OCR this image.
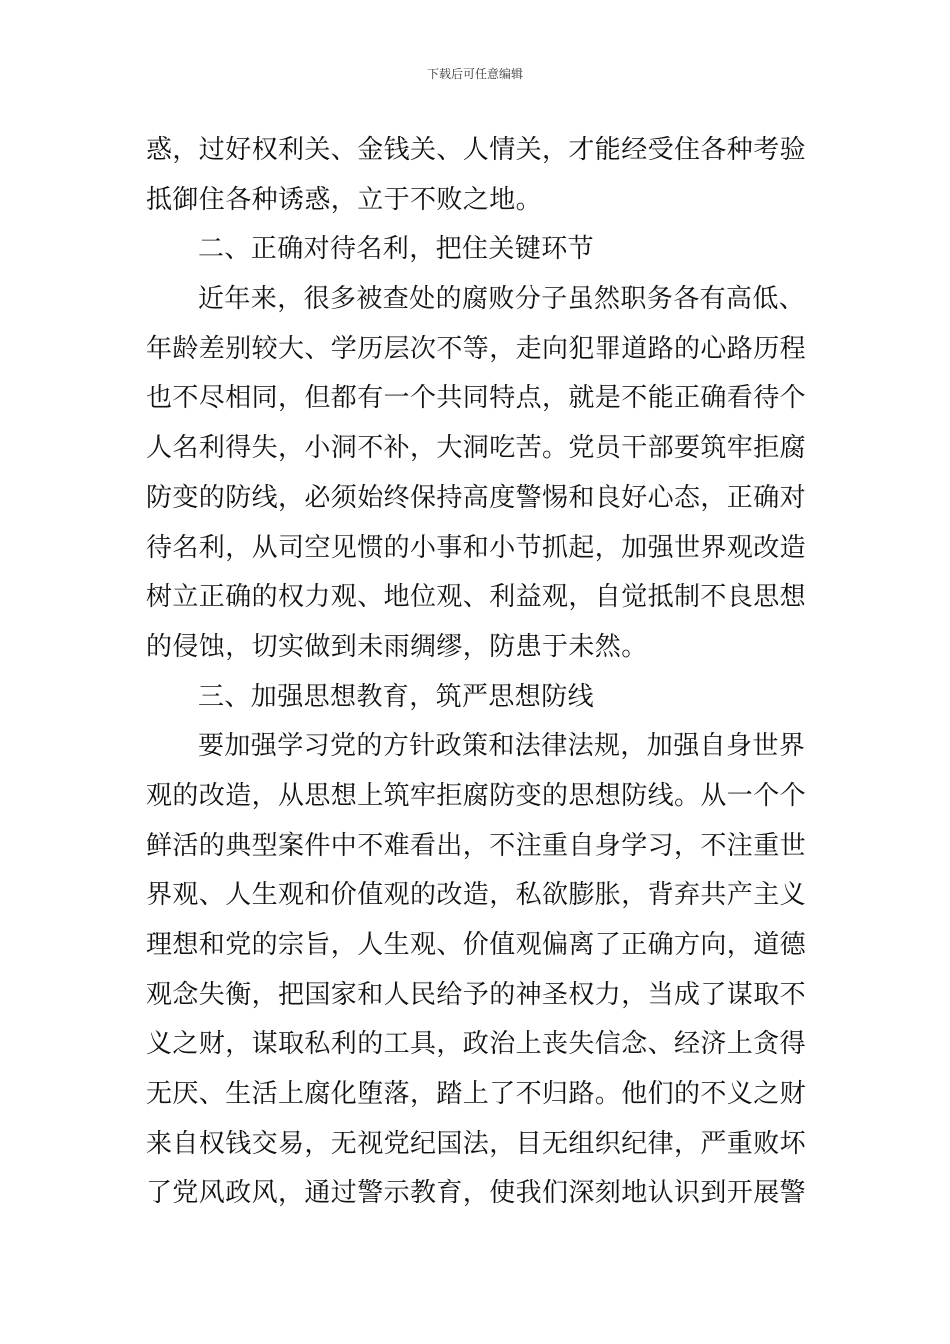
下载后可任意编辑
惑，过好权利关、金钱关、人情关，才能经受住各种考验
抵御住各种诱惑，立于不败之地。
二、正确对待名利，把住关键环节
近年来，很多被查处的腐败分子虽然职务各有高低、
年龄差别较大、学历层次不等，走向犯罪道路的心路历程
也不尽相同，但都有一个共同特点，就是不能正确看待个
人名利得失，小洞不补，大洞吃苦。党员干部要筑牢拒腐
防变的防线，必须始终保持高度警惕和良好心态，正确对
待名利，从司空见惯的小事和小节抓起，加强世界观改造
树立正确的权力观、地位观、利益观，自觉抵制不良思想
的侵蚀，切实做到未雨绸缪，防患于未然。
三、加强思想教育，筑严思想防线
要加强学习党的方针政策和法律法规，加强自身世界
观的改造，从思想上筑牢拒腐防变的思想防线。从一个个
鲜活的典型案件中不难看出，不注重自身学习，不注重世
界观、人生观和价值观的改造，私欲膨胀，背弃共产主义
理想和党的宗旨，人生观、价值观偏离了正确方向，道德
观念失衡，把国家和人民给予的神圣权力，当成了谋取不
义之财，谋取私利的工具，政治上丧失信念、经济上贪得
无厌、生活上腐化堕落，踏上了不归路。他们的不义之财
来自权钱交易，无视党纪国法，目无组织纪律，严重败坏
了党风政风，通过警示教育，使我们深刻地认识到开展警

-- -- --

GOAL
Return the material word for word. Pictures are not part of the copy.

THE COMPLETED TASK
OCR this image.
下载后可任意编辑
惑，过好权利关、金钱关、人情关，才能经受住各种考验
抵御住各种诱惑，立于不败之地。
二、正确对待名利，把住关键环节
近年来，很多被查处的腐败分子虽然职务各有高低、
年龄差别较大、学历层次不等，走向犯罪道路的心路历程
也不尽相同，但都有一个共同特点，就是不能正确看待个
人名利得失，小洞不补，大洞吃苦。党员干部要筑牢拒腐
防变的防线，必须始终保持高度警惕和良好心态，正确对
待名利，从司空见惯的小事和小节抓起，加强世界观改造
树立正确的权力观、地位观、利益观，自觉抵制不良思想
的侵蚀，切实做到未雨绸缪，防患于未然。
三、加强思想教育，筑严思想防线
要加强学习党的方针政策和法律法规，加强自身世界
观的改造，从思想上筑牢拒腐防变的思想防线。从一个个
鲜活的典型案件中不难看出，不注重自身学习，不注重世
界观、人生观和价值观的改造，私欲膨胀，背弃共产主义
理想和党的宗旨，人生观、价值观偏离了正确方向，道德
观念失衡，把国家和人民给予的神圣权力，当成了谋取不
义之财，谋取私利的工具，政治上丧失信念、经济上贪得
无厌、生活上腐化堕落，踏上了不归路。他们的不义之财
来自权钱交易，无视党纪国法，目无组织纪律，严重败坏
了党风政风，通过警示教育，使我们深刻地认识到开展警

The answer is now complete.